→ Dataset records

══════════════════════════════

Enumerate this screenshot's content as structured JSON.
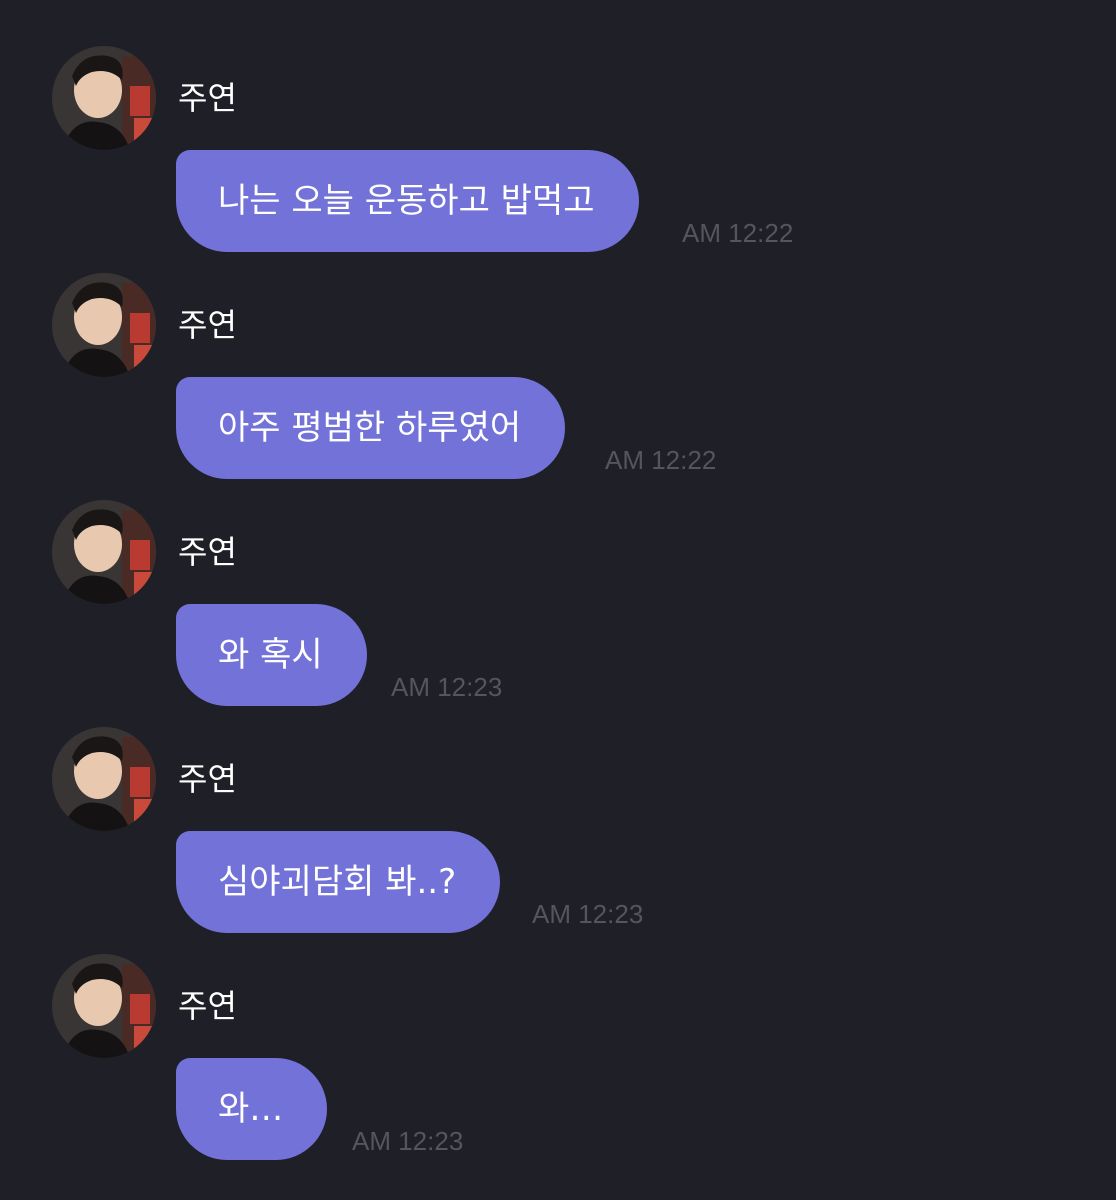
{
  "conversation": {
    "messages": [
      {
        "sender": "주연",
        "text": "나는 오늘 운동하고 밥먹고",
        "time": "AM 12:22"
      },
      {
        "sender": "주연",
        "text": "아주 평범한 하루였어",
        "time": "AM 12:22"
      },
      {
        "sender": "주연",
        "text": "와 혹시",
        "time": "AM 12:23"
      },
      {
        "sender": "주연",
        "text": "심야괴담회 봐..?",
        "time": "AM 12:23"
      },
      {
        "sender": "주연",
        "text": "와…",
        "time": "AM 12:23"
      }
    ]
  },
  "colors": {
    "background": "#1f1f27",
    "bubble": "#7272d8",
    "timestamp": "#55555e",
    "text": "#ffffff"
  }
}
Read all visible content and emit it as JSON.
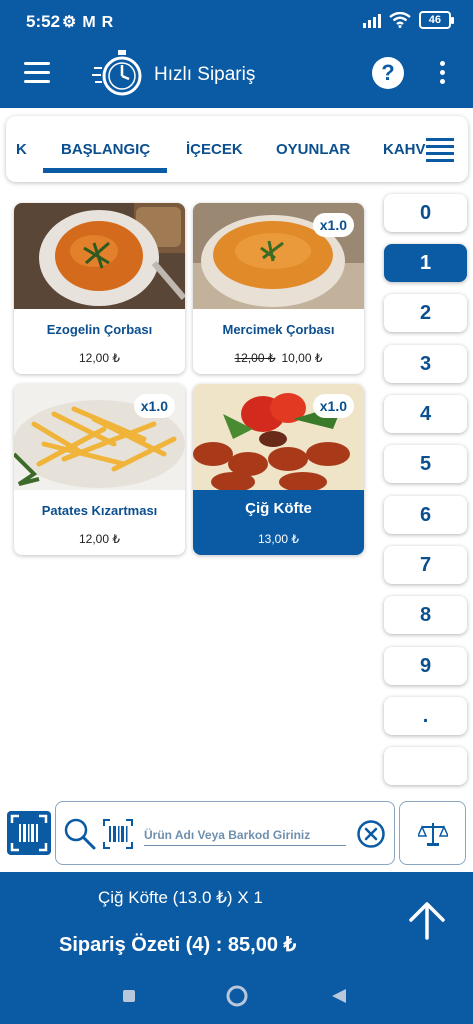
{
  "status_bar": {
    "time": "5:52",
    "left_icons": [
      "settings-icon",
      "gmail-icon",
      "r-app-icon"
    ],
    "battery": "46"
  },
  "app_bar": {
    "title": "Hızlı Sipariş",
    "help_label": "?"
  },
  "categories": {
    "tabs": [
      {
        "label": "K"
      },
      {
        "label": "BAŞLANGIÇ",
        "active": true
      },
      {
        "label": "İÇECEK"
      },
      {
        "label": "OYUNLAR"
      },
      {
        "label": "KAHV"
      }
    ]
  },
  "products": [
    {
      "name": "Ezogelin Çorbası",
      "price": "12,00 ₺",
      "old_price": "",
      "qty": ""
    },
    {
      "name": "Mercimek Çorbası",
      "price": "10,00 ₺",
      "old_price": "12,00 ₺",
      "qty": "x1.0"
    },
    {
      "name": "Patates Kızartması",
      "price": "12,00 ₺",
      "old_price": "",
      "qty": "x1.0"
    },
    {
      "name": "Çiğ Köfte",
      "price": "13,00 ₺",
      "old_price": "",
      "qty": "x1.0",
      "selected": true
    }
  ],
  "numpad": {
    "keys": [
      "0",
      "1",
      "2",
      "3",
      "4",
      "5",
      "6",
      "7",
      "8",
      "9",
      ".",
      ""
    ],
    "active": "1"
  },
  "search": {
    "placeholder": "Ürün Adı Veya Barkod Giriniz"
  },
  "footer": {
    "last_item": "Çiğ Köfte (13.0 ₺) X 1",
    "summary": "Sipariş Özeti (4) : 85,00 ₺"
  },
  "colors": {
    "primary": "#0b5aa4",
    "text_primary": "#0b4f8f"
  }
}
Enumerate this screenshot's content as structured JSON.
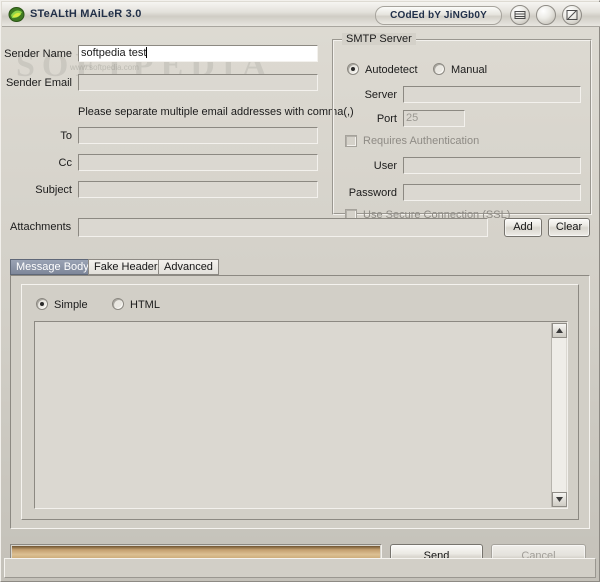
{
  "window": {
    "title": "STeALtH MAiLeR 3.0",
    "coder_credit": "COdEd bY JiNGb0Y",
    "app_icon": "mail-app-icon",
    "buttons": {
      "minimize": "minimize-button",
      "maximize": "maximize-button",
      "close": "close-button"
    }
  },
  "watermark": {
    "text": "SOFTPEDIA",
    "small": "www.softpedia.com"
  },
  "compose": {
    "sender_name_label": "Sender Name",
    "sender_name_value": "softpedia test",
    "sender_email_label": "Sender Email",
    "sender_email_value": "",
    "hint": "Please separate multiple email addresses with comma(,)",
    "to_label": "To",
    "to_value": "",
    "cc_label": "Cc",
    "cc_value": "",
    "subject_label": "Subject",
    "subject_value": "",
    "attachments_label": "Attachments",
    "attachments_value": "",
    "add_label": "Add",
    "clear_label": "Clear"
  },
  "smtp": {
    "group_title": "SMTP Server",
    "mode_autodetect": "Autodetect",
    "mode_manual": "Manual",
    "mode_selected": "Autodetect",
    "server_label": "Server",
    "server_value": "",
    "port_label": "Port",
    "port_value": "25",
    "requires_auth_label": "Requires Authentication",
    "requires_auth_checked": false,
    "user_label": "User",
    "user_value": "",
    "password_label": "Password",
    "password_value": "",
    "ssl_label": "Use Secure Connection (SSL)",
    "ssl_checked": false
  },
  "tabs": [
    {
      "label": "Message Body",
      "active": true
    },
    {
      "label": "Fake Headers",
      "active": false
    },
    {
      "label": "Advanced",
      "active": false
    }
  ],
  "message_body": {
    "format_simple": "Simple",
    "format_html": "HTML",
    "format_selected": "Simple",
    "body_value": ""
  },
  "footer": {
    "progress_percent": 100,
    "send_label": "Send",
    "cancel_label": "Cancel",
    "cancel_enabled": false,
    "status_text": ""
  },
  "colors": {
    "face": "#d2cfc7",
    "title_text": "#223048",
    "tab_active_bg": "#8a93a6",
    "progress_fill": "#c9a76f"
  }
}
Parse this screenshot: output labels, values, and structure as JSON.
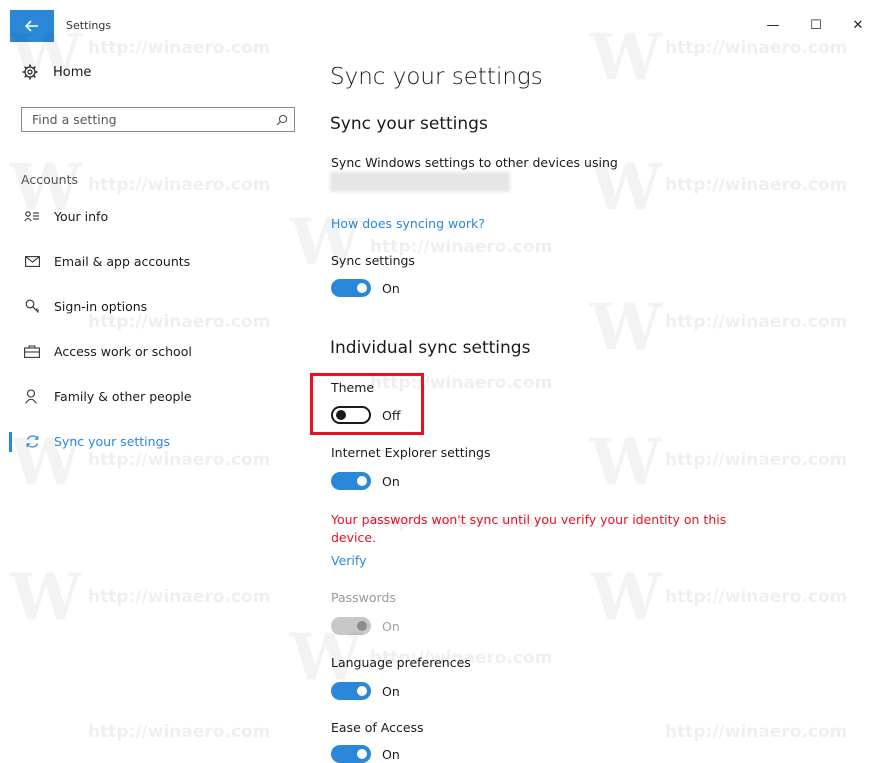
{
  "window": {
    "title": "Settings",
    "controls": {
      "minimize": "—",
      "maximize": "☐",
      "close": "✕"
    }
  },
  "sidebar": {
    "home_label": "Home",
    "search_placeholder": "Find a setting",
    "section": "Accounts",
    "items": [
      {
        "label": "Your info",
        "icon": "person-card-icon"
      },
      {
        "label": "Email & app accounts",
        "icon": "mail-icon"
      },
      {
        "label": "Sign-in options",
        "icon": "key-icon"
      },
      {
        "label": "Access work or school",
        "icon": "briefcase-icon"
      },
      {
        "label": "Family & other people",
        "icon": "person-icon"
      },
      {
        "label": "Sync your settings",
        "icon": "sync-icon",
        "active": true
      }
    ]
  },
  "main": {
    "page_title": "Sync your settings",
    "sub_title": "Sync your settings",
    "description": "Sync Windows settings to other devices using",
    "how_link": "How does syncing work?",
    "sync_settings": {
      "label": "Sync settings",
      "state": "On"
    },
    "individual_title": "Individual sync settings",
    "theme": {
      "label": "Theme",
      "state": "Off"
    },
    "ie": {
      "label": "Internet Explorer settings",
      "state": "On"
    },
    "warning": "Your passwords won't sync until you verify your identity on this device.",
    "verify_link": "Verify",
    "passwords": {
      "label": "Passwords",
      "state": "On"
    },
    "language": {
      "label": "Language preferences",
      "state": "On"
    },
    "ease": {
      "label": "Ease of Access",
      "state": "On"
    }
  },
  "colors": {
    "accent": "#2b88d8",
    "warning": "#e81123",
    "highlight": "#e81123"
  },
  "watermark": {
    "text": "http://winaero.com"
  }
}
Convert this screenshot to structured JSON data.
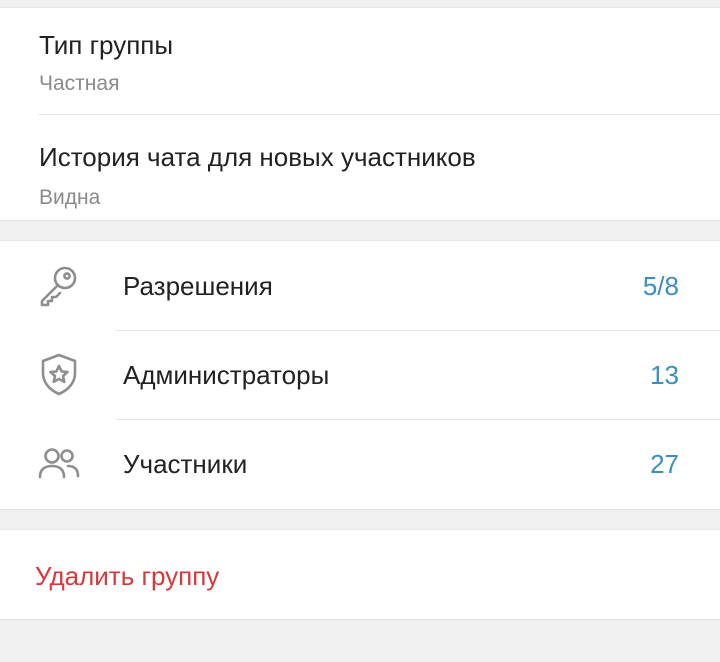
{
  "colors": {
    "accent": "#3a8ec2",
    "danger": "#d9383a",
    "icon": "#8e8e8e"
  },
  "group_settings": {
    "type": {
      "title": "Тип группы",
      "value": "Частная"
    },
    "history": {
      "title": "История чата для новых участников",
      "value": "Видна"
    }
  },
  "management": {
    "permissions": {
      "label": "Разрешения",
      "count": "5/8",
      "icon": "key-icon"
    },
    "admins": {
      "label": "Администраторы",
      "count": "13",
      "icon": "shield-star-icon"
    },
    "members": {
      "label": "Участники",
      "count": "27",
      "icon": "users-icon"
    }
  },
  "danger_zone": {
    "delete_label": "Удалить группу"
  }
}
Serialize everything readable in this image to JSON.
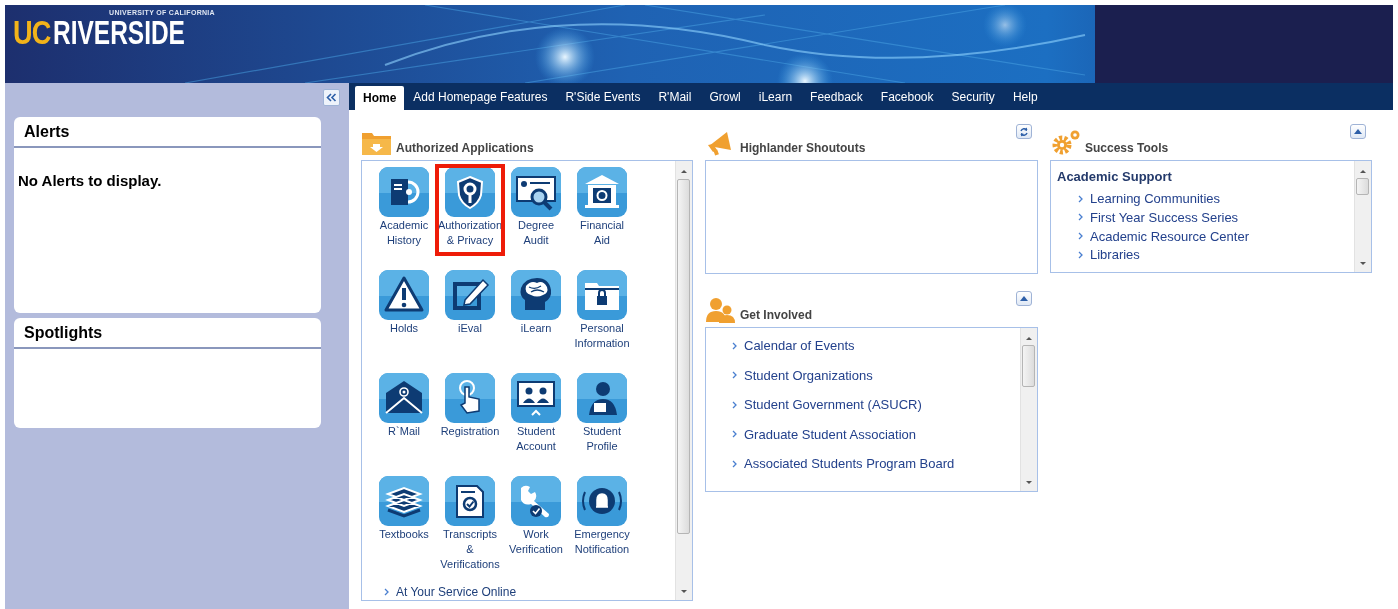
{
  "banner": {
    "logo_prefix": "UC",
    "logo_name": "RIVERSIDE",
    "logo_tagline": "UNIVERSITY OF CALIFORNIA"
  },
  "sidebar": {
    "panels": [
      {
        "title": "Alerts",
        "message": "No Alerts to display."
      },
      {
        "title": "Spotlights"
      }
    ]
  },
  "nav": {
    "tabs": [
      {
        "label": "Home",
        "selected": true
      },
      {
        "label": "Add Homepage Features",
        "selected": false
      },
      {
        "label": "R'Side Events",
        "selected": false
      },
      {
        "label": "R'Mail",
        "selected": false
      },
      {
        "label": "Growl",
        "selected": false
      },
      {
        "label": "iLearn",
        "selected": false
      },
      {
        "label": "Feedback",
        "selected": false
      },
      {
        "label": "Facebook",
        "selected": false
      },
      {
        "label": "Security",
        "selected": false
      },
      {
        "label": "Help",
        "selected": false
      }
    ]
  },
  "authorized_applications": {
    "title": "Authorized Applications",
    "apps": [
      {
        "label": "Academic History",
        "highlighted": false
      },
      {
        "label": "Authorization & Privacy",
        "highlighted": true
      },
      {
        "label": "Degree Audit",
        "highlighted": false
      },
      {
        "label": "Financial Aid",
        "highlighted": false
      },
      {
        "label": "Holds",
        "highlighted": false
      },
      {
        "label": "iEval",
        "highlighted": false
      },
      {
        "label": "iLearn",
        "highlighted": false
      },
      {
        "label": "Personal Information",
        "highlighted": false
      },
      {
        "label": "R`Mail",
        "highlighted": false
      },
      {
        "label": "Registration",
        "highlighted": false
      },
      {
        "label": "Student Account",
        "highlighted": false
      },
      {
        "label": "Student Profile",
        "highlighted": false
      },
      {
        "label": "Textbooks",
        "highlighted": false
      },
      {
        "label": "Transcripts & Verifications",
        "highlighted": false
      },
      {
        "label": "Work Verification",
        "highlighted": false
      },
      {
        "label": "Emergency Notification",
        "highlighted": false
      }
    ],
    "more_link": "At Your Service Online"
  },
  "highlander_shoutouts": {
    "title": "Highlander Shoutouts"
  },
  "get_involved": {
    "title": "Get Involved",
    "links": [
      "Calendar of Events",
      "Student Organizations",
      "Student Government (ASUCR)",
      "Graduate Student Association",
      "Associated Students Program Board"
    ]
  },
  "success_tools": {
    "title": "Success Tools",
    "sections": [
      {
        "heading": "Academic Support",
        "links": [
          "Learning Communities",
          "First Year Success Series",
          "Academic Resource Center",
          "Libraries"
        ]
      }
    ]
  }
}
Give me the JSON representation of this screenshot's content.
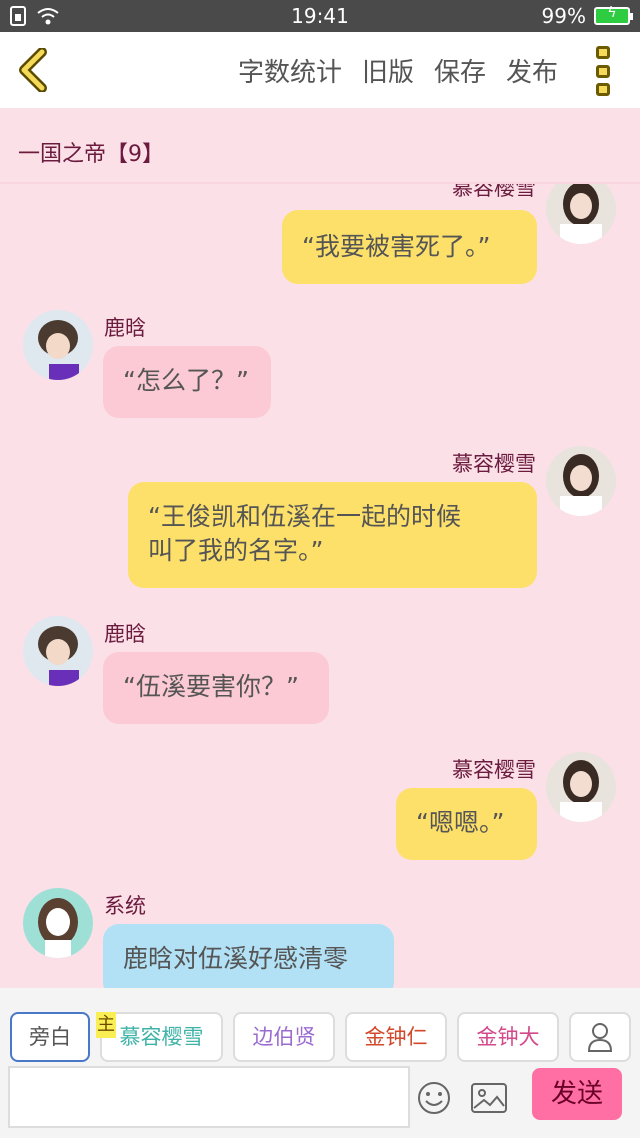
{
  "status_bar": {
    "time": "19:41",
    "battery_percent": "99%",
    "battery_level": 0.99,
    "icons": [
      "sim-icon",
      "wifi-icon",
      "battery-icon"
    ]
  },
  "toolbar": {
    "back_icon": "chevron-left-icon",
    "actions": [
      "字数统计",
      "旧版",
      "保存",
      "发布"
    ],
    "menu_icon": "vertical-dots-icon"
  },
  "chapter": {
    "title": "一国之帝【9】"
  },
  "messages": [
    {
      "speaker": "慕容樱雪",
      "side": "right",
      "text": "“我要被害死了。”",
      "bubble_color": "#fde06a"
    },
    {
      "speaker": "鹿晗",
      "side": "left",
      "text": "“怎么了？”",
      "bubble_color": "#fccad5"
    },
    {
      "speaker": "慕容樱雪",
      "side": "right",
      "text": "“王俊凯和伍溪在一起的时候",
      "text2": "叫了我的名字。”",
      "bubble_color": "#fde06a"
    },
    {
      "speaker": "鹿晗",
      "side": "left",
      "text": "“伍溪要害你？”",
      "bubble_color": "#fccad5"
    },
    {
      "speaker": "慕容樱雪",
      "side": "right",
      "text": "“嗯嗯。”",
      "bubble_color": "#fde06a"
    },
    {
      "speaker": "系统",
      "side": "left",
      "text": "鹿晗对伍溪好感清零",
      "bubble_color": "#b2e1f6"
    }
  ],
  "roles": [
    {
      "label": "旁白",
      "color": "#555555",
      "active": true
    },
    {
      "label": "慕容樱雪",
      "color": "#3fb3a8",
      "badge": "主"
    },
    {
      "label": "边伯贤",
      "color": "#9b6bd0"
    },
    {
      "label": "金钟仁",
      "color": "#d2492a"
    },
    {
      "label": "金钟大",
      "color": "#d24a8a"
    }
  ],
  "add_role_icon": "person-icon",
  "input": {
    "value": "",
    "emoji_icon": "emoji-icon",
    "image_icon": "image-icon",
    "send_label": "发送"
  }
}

══════════════════════════════

→ Given exercise
Across the data above, how many lines include the word "Alerts"? Give only the count.

→ Problem solution
2